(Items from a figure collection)
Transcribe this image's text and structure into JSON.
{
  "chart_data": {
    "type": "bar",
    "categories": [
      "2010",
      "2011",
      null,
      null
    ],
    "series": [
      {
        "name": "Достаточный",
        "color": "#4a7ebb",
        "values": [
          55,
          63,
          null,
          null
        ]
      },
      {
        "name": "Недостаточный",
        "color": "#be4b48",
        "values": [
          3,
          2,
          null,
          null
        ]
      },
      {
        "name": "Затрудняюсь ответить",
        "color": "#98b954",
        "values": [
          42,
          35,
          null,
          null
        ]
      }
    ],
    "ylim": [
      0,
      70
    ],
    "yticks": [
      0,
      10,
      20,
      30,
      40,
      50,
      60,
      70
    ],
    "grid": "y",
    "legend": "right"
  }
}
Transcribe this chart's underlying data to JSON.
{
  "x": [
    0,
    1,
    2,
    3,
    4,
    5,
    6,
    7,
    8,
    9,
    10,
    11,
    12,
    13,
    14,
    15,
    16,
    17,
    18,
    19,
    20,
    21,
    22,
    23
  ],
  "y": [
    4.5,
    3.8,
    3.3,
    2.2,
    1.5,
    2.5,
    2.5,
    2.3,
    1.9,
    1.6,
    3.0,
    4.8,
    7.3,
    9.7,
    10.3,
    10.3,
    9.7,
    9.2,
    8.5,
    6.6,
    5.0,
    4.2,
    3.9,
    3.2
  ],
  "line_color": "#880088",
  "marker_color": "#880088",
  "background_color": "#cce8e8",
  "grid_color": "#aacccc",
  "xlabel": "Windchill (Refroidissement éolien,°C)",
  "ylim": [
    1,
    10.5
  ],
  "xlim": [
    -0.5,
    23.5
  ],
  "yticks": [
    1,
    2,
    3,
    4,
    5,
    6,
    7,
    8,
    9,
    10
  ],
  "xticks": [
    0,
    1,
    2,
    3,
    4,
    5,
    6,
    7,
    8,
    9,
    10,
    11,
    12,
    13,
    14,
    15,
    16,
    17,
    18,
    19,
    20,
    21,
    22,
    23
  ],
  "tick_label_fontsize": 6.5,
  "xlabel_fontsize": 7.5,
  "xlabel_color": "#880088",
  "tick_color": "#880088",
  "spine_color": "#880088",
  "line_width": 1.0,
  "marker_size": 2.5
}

§ WORK TO BE COMPLETED: Find every line that has "name" in it, then return those lines.

§ THE RESULT:
        "name": "Достаточный",
        "name": "Недостаточный",
        "name": "Затрудняюсь ответить",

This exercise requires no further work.